> TASK OBJECTIVE
Write out the listing below in full and exactly, leaving out every picture.

## Begin DATA SHOWN

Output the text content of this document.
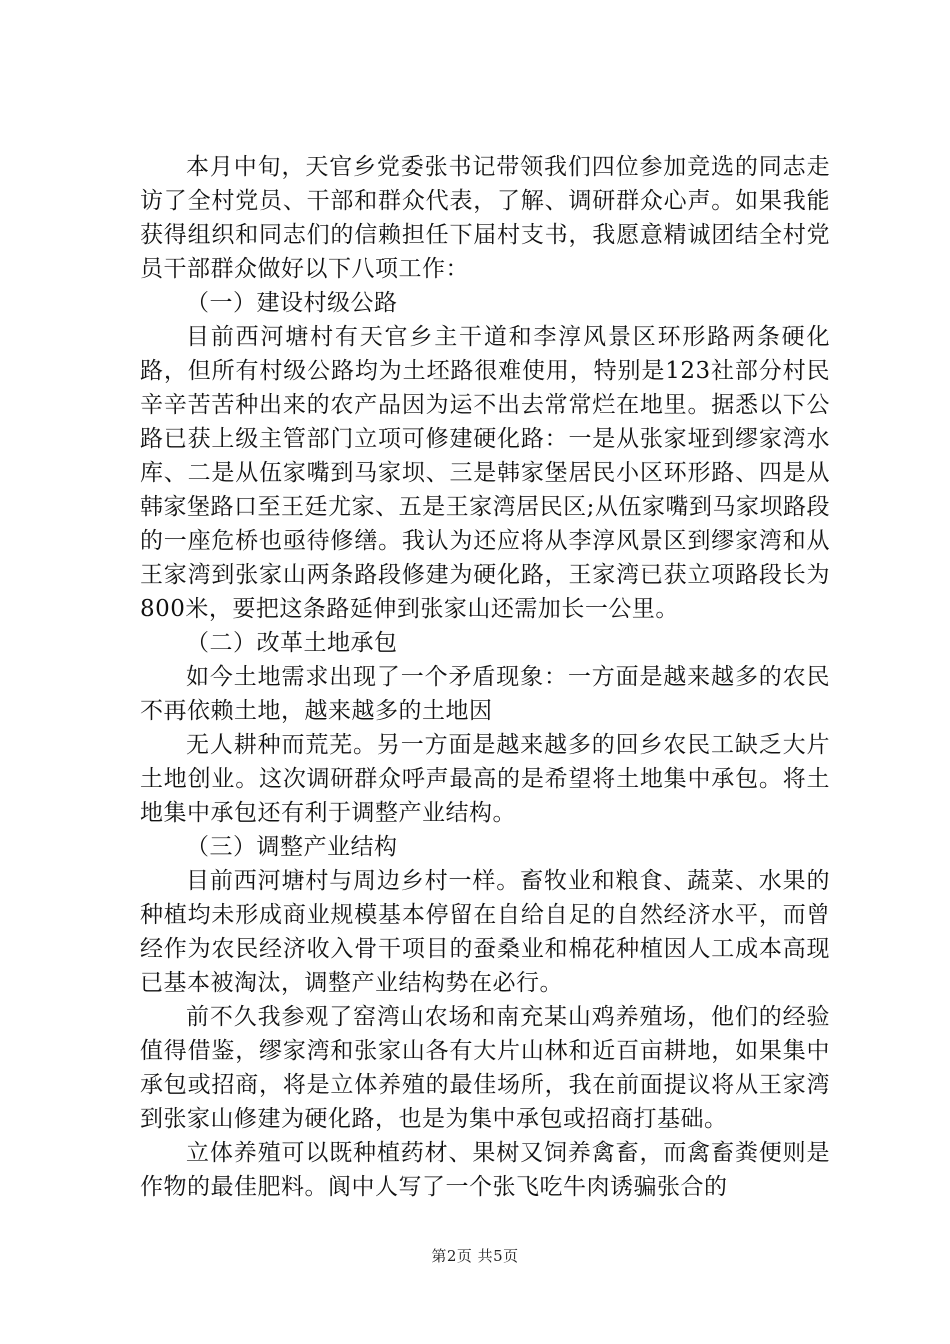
本月中旬，天官乡党委张书记带领我们四位参加竞选的同志走访了全村党员、干部和群众代表，了解、调研群众心声。如果我能获得组织和同志们的信赖担任下届村支书，我愿意精诚团结全村党员干部群众做好以下八项工作：

（一）建设村级公路

目前西河塘村有天官乡主干道和李淳风景区环形路两条硬化路，但所有村级公路均为土坯路很难使用，特别是123社部分村民辛辛苦苦种出来的农产品因为运不出去常常烂在地里。据悉以下公路已获上级主管部门立项可修建硬化路：一是从张家垭到缪家湾水库、二是从伍家嘴到马家坝、三是韩家堡居民小区环形路、四是从韩家堡路口至王廷尤家、五是王家湾居民区;从伍家嘴到马家坝路段的一座危桥也亟待修缮。我认为还应将从李淳风景区到缪家湾和从王家湾到张家山两条路段修建为硬化路，王家湾已获立项路段长为800米，要把这条路延伸到张家山还需加长一公里。

（二）改革土地承包

如今土地需求出现了一个矛盾现象：一方面是越来越多的农民不再依赖土地，越来越多的土地因

无人耕种而荒芜。另一方面是越来越多的回乡农民工缺乏大片土地创业。这次调研群众呼声最高的是希望将土地集中承包。将土地集中承包还有利于调整产业结构。

（三）调整产业结构

目前西河塘村与周边乡村一样。畜牧业和粮食、蔬菜、水果的种植均未形成商业规模基本停留在自给自足的自然经济水平，而曾经作为农民经济收入骨干项目的蚕桑业和棉花种植因人工成本高现已基本被淘汰，调整产业结构势在必行。

前不久我参观了窑湾山农场和南充某山鸡养殖场，他们的经验值得借鉴，缪家湾和张家山各有大片山林和近百亩耕地，如果集中承包或招商，将是立体养殖的最佳场所，我在前面提议将从王家湾到张家山修建为硬化路，也是为集中承包或招商打基础。

立体养殖可以既种植药材、果树又饲养禽畜，而禽畜粪便则是作物的最佳肥料。阆中人写了一个张飞吃牛肉诱骗张合的

第2页 共5页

## End DATA SHOWN

> CORRECT RESULT
Output the text content of this document.
本月中旬，天官乡党委张书记带领我们四位参加竞选的同志走访了全村党员、干部和群众代表，了解、调研群众心声。如果我能获得组织和同志们的信赖担任下届村支书，我愿意精诚团结全村党员干部群众做好以下八项工作：

（一）建设村级公路

目前西河塘村有天官乡主干道和李淳风景区环形路两条硬化路，但所有村级公路均为土坯路很难使用，特别是123社部分村民辛辛苦苦种出来的农产品因为运不出去常常烂在地里。据悉以下公路已获上级主管部门立项可修建硬化路：一是从张家垭到缪家湾水库、二是从伍家嘴到马家坝、三是韩家堡居民小区环形路、四是从韩家堡路口至王廷尤家、五是王家湾居民区;从伍家嘴到马家坝路段的一座危桥也亟待修缮。我认为还应将从李淳风景区到缪家湾和从王家湾到张家山两条路段修建为硬化路，王家湾已获立项路段长为800米，要把这条路延伸到张家山还需加长一公里。

（二）改革土地承包

如今土地需求出现了一个矛盾现象：一方面是越来越多的农民不再依赖土地，越来越多的土地因

无人耕种而荒芜。另一方面是越来越多的回乡农民工缺乏大片土地创业。这次调研群众呼声最高的是希望将土地集中承包。将土地集中承包还有利于调整产业结构。

（三）调整产业结构

目前西河塘村与周边乡村一样。畜牧业和粮食、蔬菜、水果的种植均未形成商业规模基本停留在自给自足的自然经济水平，而曾经作为农民经济收入骨干项目的蚕桑业和棉花种植因人工成本高现已基本被淘汰，调整产业结构势在必行。

前不久我参观了窑湾山农场和南充某山鸡养殖场，他们的经验值得借鉴，缪家湾和张家山各有大片山林和近百亩耕地，如果集中承包或招商，将是立体养殖的最佳场所，我在前面提议将从王家湾到张家山修建为硬化路，也是为集中承包或招商打基础。

立体养殖可以既种植药材、果树又饲养禽畜，而禽畜粪便则是作物的最佳肥料。阆中人写了一个张飞吃牛肉诱骗张合的

第2页 共5页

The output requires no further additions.